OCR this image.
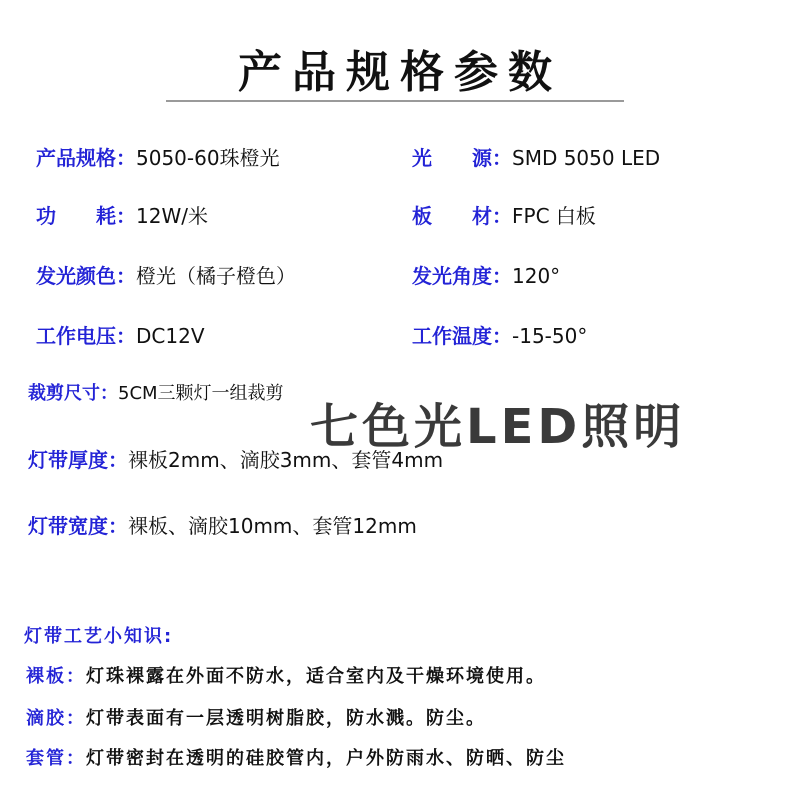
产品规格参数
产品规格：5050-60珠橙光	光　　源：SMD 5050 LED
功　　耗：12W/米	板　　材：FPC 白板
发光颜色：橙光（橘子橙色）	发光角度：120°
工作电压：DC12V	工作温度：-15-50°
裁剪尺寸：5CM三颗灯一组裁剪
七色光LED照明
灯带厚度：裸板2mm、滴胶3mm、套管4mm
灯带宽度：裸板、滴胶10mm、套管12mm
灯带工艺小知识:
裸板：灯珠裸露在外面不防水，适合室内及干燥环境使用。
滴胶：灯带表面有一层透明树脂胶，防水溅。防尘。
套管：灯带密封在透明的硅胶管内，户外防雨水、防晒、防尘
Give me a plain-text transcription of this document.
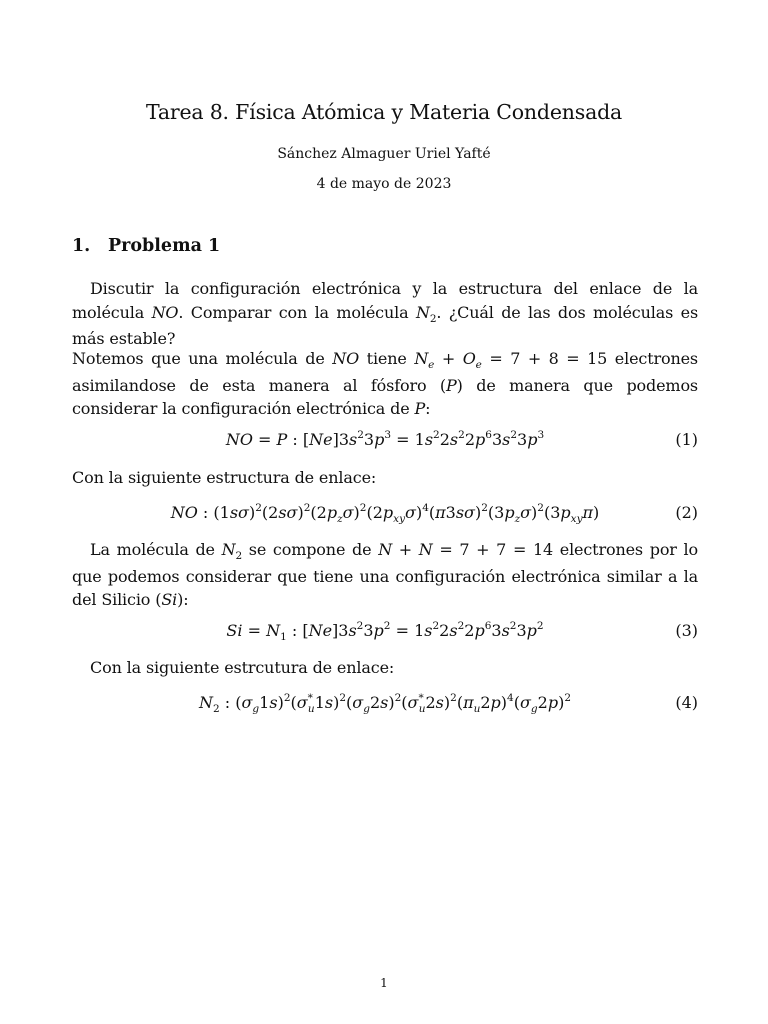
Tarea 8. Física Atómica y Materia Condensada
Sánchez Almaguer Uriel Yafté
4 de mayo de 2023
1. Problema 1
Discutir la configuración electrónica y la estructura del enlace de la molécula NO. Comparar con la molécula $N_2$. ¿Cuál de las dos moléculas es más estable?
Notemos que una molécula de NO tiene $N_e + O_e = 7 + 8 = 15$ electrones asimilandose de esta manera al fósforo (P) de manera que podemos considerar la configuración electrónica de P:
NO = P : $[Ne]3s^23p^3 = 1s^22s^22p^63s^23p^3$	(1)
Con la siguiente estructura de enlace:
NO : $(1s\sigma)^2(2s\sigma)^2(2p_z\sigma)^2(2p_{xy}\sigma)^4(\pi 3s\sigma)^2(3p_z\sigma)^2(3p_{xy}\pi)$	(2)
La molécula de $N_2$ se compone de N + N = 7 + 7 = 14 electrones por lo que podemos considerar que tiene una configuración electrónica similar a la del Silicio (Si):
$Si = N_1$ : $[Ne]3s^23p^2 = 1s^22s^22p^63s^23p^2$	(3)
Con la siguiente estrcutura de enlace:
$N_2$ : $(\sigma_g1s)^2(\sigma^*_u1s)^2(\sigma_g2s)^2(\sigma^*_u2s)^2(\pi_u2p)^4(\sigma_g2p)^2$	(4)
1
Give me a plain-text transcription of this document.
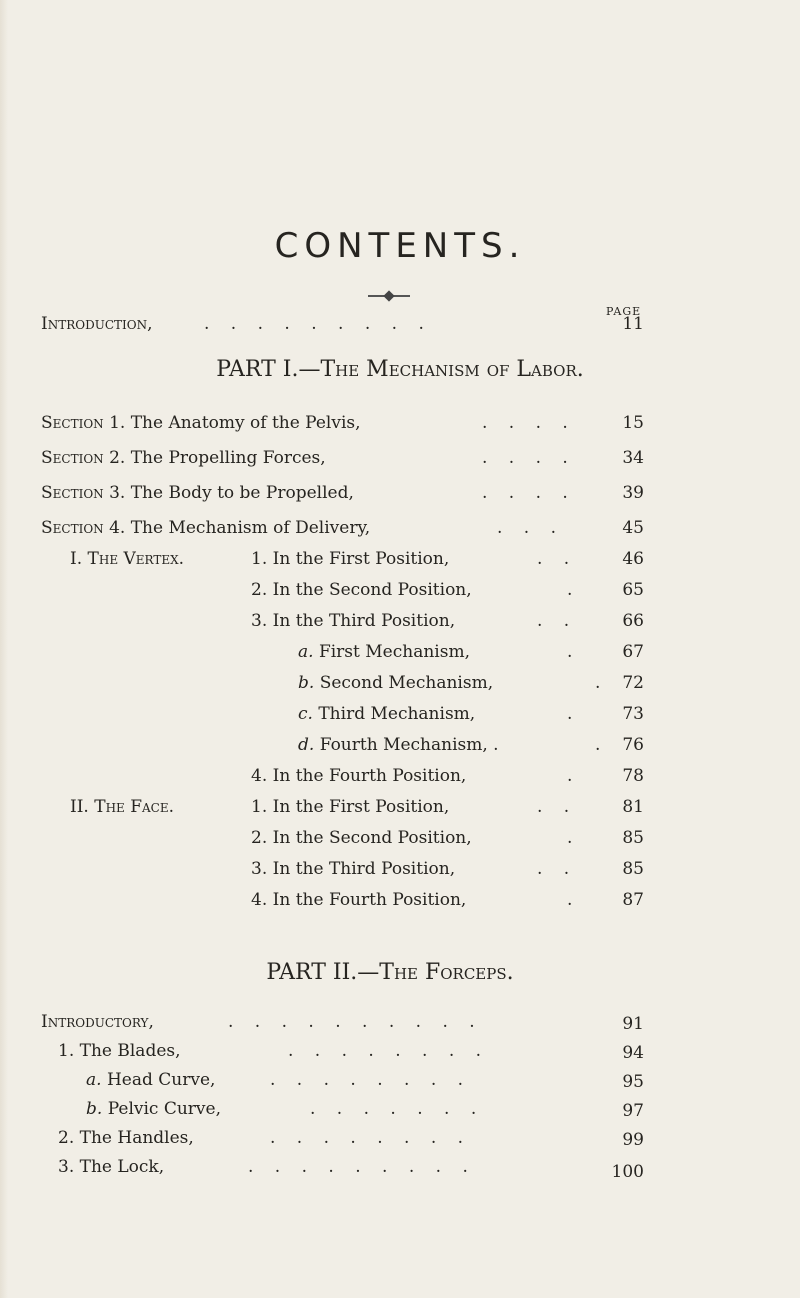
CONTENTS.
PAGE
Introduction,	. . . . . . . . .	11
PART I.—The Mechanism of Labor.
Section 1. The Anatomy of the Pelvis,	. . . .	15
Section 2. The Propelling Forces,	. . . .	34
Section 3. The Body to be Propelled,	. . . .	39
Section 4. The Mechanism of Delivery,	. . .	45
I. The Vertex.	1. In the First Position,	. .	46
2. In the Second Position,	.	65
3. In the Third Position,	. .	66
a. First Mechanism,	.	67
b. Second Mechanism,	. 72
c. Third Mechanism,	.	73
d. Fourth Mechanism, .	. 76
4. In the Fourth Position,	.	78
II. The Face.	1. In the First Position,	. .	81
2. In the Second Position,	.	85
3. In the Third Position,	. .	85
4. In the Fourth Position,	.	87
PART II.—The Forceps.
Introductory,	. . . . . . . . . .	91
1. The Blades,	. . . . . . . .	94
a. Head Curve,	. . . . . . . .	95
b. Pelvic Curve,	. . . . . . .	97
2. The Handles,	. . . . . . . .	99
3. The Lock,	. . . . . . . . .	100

──────────

* [Task objective]
Find the lines containing "First" and pull them out.

* [Output for this exercise]
I. The Vertex.	1. In the First Position,	. .	46
a. First Mechanism,	.	67
II. The Face.	1. In the First Position,	. .	81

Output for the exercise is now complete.